## Problem to work on
Your task is to give the data again, exactly, with every line intact.

>> Start

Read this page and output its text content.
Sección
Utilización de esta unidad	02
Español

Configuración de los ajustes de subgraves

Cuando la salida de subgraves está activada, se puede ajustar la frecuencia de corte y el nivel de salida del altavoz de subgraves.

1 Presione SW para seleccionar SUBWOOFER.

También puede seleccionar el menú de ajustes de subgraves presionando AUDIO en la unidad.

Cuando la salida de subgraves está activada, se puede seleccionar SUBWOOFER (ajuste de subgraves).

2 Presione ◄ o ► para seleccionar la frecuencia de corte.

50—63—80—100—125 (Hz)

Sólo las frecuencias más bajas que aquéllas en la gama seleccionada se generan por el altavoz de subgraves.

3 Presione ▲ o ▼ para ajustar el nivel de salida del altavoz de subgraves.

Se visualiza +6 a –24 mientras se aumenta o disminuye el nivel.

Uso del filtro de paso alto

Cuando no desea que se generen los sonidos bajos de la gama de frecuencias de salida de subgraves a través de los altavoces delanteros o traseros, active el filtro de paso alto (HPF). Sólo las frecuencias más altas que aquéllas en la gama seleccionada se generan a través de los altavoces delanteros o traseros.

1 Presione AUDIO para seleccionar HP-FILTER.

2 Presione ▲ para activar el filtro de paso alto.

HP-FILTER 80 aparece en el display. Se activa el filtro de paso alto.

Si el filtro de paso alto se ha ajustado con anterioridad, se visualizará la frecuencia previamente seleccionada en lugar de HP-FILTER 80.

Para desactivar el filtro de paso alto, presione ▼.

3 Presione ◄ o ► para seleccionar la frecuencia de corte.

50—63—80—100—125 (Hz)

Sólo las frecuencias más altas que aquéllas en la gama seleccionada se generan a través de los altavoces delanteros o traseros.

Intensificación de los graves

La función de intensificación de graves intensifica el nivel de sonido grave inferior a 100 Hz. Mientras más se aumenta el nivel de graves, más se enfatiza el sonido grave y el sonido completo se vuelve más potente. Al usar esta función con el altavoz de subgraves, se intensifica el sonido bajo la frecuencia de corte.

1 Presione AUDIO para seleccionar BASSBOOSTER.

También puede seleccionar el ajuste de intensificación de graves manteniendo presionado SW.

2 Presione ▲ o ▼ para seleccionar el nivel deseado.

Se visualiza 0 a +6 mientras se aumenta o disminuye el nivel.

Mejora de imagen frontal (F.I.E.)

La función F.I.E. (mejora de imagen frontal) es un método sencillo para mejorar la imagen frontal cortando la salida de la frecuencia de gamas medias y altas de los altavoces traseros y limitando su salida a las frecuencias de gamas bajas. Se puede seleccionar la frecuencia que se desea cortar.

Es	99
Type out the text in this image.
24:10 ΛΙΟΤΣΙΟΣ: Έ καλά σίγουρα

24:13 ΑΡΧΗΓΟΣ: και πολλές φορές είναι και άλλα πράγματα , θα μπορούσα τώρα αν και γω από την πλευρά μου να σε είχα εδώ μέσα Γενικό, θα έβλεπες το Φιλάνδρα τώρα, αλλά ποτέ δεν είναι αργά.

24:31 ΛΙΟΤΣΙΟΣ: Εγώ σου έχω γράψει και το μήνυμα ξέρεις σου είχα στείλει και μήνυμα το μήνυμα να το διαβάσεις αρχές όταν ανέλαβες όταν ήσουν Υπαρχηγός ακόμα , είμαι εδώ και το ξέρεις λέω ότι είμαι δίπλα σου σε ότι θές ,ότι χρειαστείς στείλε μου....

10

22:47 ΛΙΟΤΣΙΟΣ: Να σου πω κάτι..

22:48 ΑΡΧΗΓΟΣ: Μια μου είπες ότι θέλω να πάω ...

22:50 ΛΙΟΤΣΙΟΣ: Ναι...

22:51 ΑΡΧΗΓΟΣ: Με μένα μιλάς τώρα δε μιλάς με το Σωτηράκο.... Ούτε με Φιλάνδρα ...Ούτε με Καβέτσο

>> End

## Output for this exercise
Read this page and output its text content.
Sección
Utilización de esta unidad	02
Español

Configuración de los ajustes de subgraves

Cuando la salida de subgraves está activada, se puede ajustar la frecuencia de corte y el nivel de salida del altavoz de subgraves.

1 Presione SW para seleccionar SUBWOOFER.

También puede seleccionar el menú de ajustes de subgraves presionando AUDIO en la unidad.

Cuando la salida de subgraves está activada, se puede seleccionar SUBWOOFER (ajuste de subgraves).

2 Presione ◄ o ► para seleccionar la frecuencia de corte.

50—63—80—100—125 (Hz)

Sólo las frecuencias más bajas que aquéllas en la gama seleccionada se generan por el altavoz de subgraves.

3 Presione ▲ o ▼ para ajustar el nivel de salida del altavoz de subgraves.

Se visualiza +6 a –24 mientras se aumenta o disminuye el nivel.

Uso del filtro de paso alto

Cuando no desea que se generen los sonidos bajos de la gama de frecuencias de salida de subgraves a través de los altavoces delanteros o traseros, active el filtro de paso alto (HPF). Sólo las frecuencias más altas que aquéllas en la gama seleccionada se generan a través de los altavoces delanteros o traseros.

1 Presione AUDIO para seleccionar HP-FILTER.

2 Presione ▲ para activar el filtro de paso alto.

HP-FILTER 80 aparece en el display. Se activa el filtro de paso alto.

Si el filtro de paso alto se ha ajustado con anterioridad, se visualizará la frecuencia previamente seleccionada en lugar de HP-FILTER 80.

Para desactivar el filtro de paso alto, presione ▼.

3 Presione ◄ o ► para seleccionar la frecuencia de corte.

50—63—80—100—125 (Hz)

Sólo las frecuencias más altas que aquéllas en la gama seleccionada se generan a través de los altavoces delanteros o traseros.

Intensificación de los graves

La función de intensificación de graves intensifica el nivel de sonido grave inferior a 100 Hz. Mientras más se aumenta el nivel de graves, más se enfatiza el sonido grave y el sonido completo se vuelve más potente. Al usar esta función con el altavoz de subgraves, se intensifica el sonido bajo la frecuencia de corte.

1 Presione AUDIO para seleccionar BASSBOOSTER.

También puede seleccionar el ajuste de intensificación de graves manteniendo presionado SW.

2 Presione ▲ o ▼ para seleccionar el nivel deseado.

Se visualiza 0 a +6 mientras se aumenta o disminuye el nivel.

Mejora de imagen frontal (F.I.E.)

La función F.I.E. (mejora de imagen frontal) es un método sencillo para mejorar la imagen frontal cortando la salida de la frecuencia de gamas medias y altas de los altavoces traseros y limitando su salida a las frecuencias de gamas bajas. Se puede seleccionar la frecuencia que se desea cortar.

Es	99
Type out the text in this image.
24:10 ΛΙΟΤΣΙΟΣ: Έ καλά σίγουρα

24:13 ΑΡΧΗΓΟΣ: και πολλές φορές είναι και άλλα πράγματα , θα μπορούσα τώρα αν και γω από την πλευρά μου να σε είχα εδώ μέσα Γενικό, θα έβλεπες το Φιλάνδρα τώρα, αλλά ποτέ δεν είναι αργά.

24:31 ΛΙΟΤΣΙΟΣ: Εγώ σου έχω γράψει και το μήνυμα ξέρεις σου είχα στείλει και μήνυμα το μήνυμα να το διαβάσεις αρχές όταν ανέλαβες όταν ήσουν Υπαρχηγός ακόμα , είμαι εδώ και το ξέρεις λέω ότι είμαι δίπλα σου σε ότι θές ,ότι χρειαστείς στείλε μου....

10

22:47 ΛΙΟΤΣΙΟΣ: Να σου πω κάτι..

22:48 ΑΡΧΗΓΟΣ: Μια μου είπες ότι θέλω να πάω ...

22:50 ΛΙΟΤΣΙΟΣ: Ναι...

22:51 ΑΡΧΗΓΟΣ: Με μένα μιλάς τώρα δε μιλάς με το Σωτηράκο.... Ούτε με Φιλάνδρα ...Ούτε με Καβέτσο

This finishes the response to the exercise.